● Your goal: Please retype the records below exactly, leaving out any pictures.

* start Records shown *

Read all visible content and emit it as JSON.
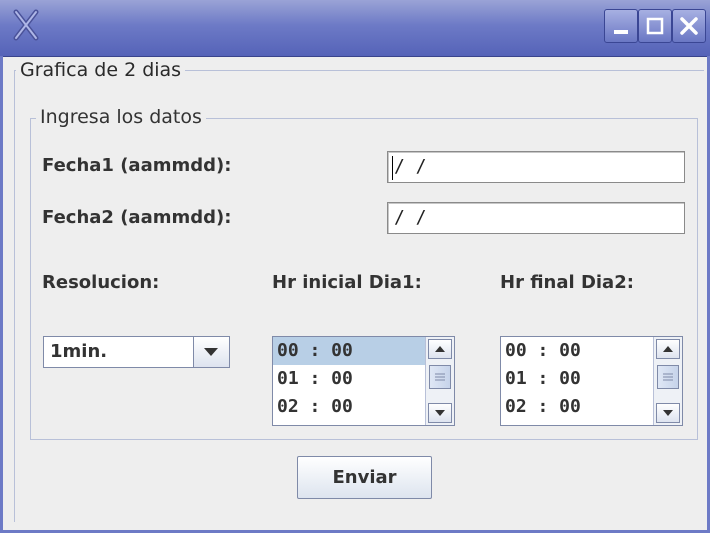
{
  "window": {
    "title": ""
  },
  "titlebar_buttons": {
    "minimize_icon": "minimize-icon",
    "maximize_icon": "maximize-icon",
    "close_icon": "close-icon"
  },
  "outer_group": {
    "title": "Grafica de 2 dias"
  },
  "inner_group": {
    "title": "Ingresa los datos"
  },
  "form": {
    "fecha1": {
      "label": "Fecha1 (aammdd):",
      "value": "/ /"
    },
    "fecha2": {
      "label": "Fecha2 (aammdd):",
      "value": "/ /"
    },
    "resolucion": {
      "label": "Resolucion:",
      "selected": "1min."
    },
    "hr_inicial": {
      "label": "Hr inicial Dia1:",
      "items": [
        "00 : 00",
        "01 : 00",
        "02 : 00"
      ],
      "selected_index": 0
    },
    "hr_final": {
      "label": "Hr final Dia2:",
      "items": [
        "00 : 00",
        "01 : 00",
        "02 : 00"
      ]
    }
  },
  "buttons": {
    "submit_label": "Enviar"
  },
  "colors": {
    "titlebar": "#6d7ac6",
    "background": "#eeeeee",
    "selection": "#b8cfe6",
    "border": "#7f8aa8"
  }
}
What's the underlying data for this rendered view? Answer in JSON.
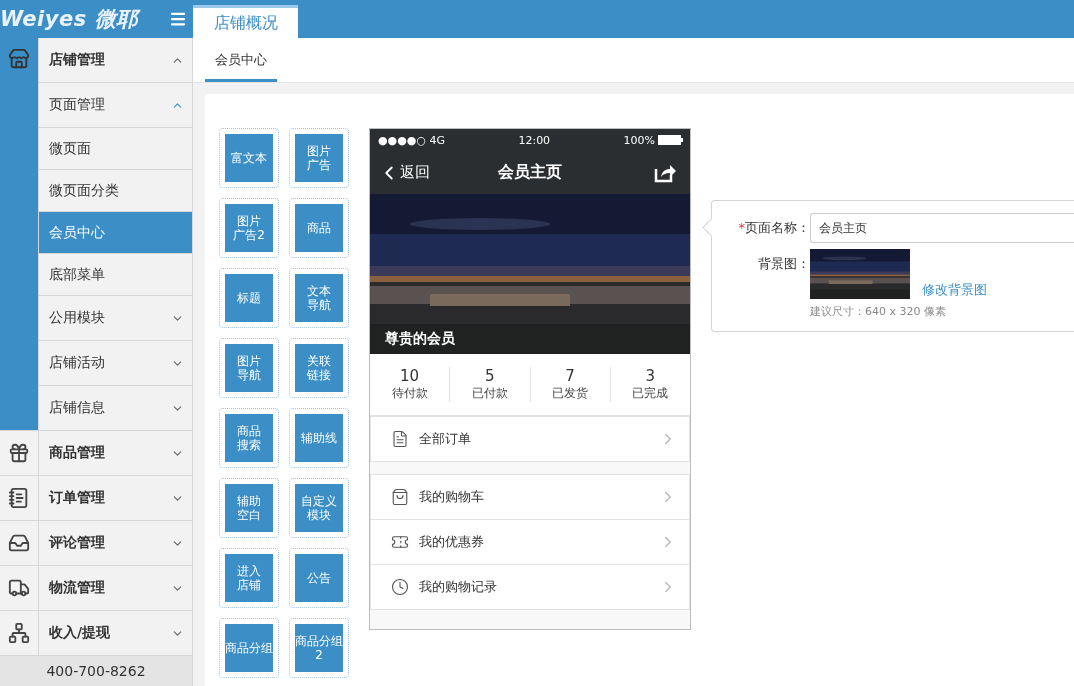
{
  "header": {
    "logo": "Weiyes 微耶"
  },
  "tabs": [
    {
      "label": "店铺概况",
      "selected": true
    }
  ],
  "subtabs": [
    {
      "label": "会员中心",
      "selected": true
    }
  ],
  "sidebar": {
    "groups": [
      {
        "label": "店铺管理",
        "expanded": true,
        "children": [
          {
            "label": "页面管理",
            "expanded": true,
            "children": [
              {
                "label": "微页面",
                "selected": false
              },
              {
                "label": "微页面分类",
                "selected": false
              },
              {
                "label": "会员中心",
                "selected": true
              },
              {
                "label": "底部菜单",
                "selected": false
              }
            ]
          },
          {
            "label": "公用模块",
            "expanded": false
          },
          {
            "label": "店铺活动",
            "expanded": false
          },
          {
            "label": "店铺信息",
            "expanded": false
          }
        ]
      },
      {
        "label": "商品管理",
        "expanded": false
      },
      {
        "label": "订单管理",
        "expanded": false
      },
      {
        "label": "评论管理",
        "expanded": false
      },
      {
        "label": "物流管理",
        "expanded": false
      },
      {
        "label": "收入/提现",
        "expanded": false
      }
    ],
    "phone": "400-700-8262"
  },
  "widgets": [
    {
      "lines": [
        "富文本"
      ]
    },
    {
      "lines": [
        "图片",
        "广告"
      ]
    },
    {
      "lines": [
        "图片",
        "广告2"
      ]
    },
    {
      "lines": [
        "商品"
      ]
    },
    {
      "lines": [
        "标题"
      ]
    },
    {
      "lines": [
        "文本",
        "导航"
      ]
    },
    {
      "lines": [
        "图片",
        "导航"
      ]
    },
    {
      "lines": [
        "关联",
        "链接"
      ]
    },
    {
      "lines": [
        "商品",
        "搜索"
      ]
    },
    {
      "lines": [
        "辅助线"
      ]
    },
    {
      "lines": [
        "辅助",
        "空白"
      ]
    },
    {
      "lines": [
        "自定义",
        "模块"
      ]
    },
    {
      "lines": [
        "进入",
        "店铺"
      ]
    },
    {
      "lines": [
        "公告"
      ]
    },
    {
      "lines": [
        "商品分组"
      ]
    },
    {
      "lines": [
        "商品分组",
        "2"
      ]
    }
  ],
  "preview": {
    "status_bar": {
      "signal": "●●●●○ 4G",
      "time": "12:00",
      "battery": "100%"
    },
    "nav": {
      "back": "返回",
      "title": "会员主页"
    },
    "banner": {
      "kind": "picture",
      "caption": "尊贵的会员"
    },
    "stats": [
      {
        "value": "10",
        "label": "待付款"
      },
      {
        "value": "5",
        "label": "已付款"
      },
      {
        "value": "7",
        "label": "已发货"
      },
      {
        "value": "3",
        "label": "已完成"
      }
    ],
    "sections": [
      [
        {
          "label": "全部订单"
        }
      ],
      [
        {
          "label": "我的购物车"
        },
        {
          "label": "我的优惠券"
        },
        {
          "label": "我的购物记录"
        }
      ]
    ]
  },
  "form": {
    "name_field": {
      "required_mark": "*",
      "label": "页面名称：",
      "value": "会员主页"
    },
    "background": {
      "label": "背景图：",
      "kind": "picture",
      "link": "修改背景图",
      "hint": "建议尺寸：640 x 320 像素"
    }
  }
}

* end Records shown *

● Answer to this exercise:
Read all visible content and emit it as JSON.
{
  "window": {
    "title": ""
  },
  "titlebar_buttons": {
    "minimize_icon": "minimize-icon",
    "maximize_icon": "maximize-icon",
    "close_icon": "close-icon"
  },
  "outer_group": {
    "title": "Grafica de 2 dias"
  },
  "inner_group": {
    "title": "Ingresa los datos"
  },
  "form": {
    "fecha1": {
      "label": "Fecha1 (aammdd):",
      "value": "/ /"
    },
    "fecha2": {
      "label": "Fecha2 (aammdd):",
      "value": "/ /"
    },
    "resolucion": {
      "label": "Resolucion:",
      "selected": "1min."
    },
    "hr_inicial": {
      "label": "Hr inicial Dia1:",
      "items": [
        "00 : 00",
        "01 : 00",
        "02 : 00"
      ],
      "selected_index": 0
    },
    "hr_final": {
      "label": "Hr final Dia2:",
      "items": [
        "00 : 00",
        "01 : 00",
        "02 : 00"
      ]
    }
  },
  "buttons": {
    "submit_label": "Enviar"
  },
  "colors": {
    "titlebar": "#6d7ac6",
    "background": "#eeeeee",
    "selection": "#b8cfe6",
    "border": "#7f8aa8"
  }
}
What's the underlying data for this rendered view? Answer in JSON.
{
  "header": {
    "logo": "Weiyes 微耶"
  },
  "tabs": [
    {
      "label": "店铺概况",
      "selected": true
    }
  ],
  "subtabs": [
    {
      "label": "会员中心",
      "selected": true
    }
  ],
  "sidebar": {
    "groups": [
      {
        "label": "店铺管理",
        "expanded": true,
        "children": [
          {
            "label": "页面管理",
            "expanded": true,
            "children": [
              {
                "label": "微页面",
                "selected": false
              },
              {
                "label": "微页面分类",
                "selected": false
              },
              {
                "label": "会员中心",
                "selected": true
              },
              {
                "label": "底部菜单",
                "selected": false
              }
            ]
          },
          {
            "label": "公用模块",
            "expanded": false
          },
          {
            "label": "店铺活动",
            "expanded": false
          },
          {
            "label": "店铺信息",
            "expanded": false
          }
        ]
      },
      {
        "label": "商品管理",
        "expanded": false
      },
      {
        "label": "订单管理",
        "expanded": false
      },
      {
        "label": "评论管理",
        "expanded": false
      },
      {
        "label": "物流管理",
        "expanded": false
      },
      {
        "label": "收入/提现",
        "expanded": false
      }
    ],
    "phone": "400-700-8262"
  },
  "widgets": [
    {
      "lines": [
        "富文本"
      ]
    },
    {
      "lines": [
        "图片",
        "广告"
      ]
    },
    {
      "lines": [
        "图片",
        "广告2"
      ]
    },
    {
      "lines": [
        "商品"
      ]
    },
    {
      "lines": [
        "标题"
      ]
    },
    {
      "lines": [
        "文本",
        "导航"
      ]
    },
    {
      "lines": [
        "图片",
        "导航"
      ]
    },
    {
      "lines": [
        "关联",
        "链接"
      ]
    },
    {
      "lines": [
        "商品",
        "搜索"
      ]
    },
    {
      "lines": [
        "辅助线"
      ]
    },
    {
      "lines": [
        "辅助",
        "空白"
      ]
    },
    {
      "lines": [
        "自定义",
        "模块"
      ]
    },
    {
      "lines": [
        "进入",
        "店铺"
      ]
    },
    {
      "lines": [
        "公告"
      ]
    },
    {
      "lines": [
        "商品分组"
      ]
    },
    {
      "lines": [
        "商品分组",
        "2"
      ]
    }
  ],
  "preview": {
    "status_bar": {
      "signal": "●●●●○ 4G",
      "time": "12:00",
      "battery": "100%"
    },
    "nav": {
      "back": "返回",
      "title": "会员主页"
    },
    "banner": {
      "kind": "picture",
      "caption": "尊贵的会员"
    },
    "stats": [
      {
        "value": "10",
        "label": "待付款"
      },
      {
        "value": "5",
        "label": "已付款"
      },
      {
        "value": "7",
        "label": "已发货"
      },
      {
        "value": "3",
        "label": "已完成"
      }
    ],
    "sections": [
      [
        {
          "label": "全部订单"
        }
      ],
      [
        {
          "label": "我的购物车"
        },
        {
          "label": "我的优惠券"
        },
        {
          "label": "我的购物记录"
        }
      ]
    ]
  },
  "form": {
    "name_field": {
      "required_mark": "*",
      "label": "页面名称：",
      "value": "会员主页"
    },
    "background": {
      "label": "背景图：",
      "kind": "picture",
      "link": "修改背景图",
      "hint": "建议尺寸：640 x 320 像素"
    }
  }
}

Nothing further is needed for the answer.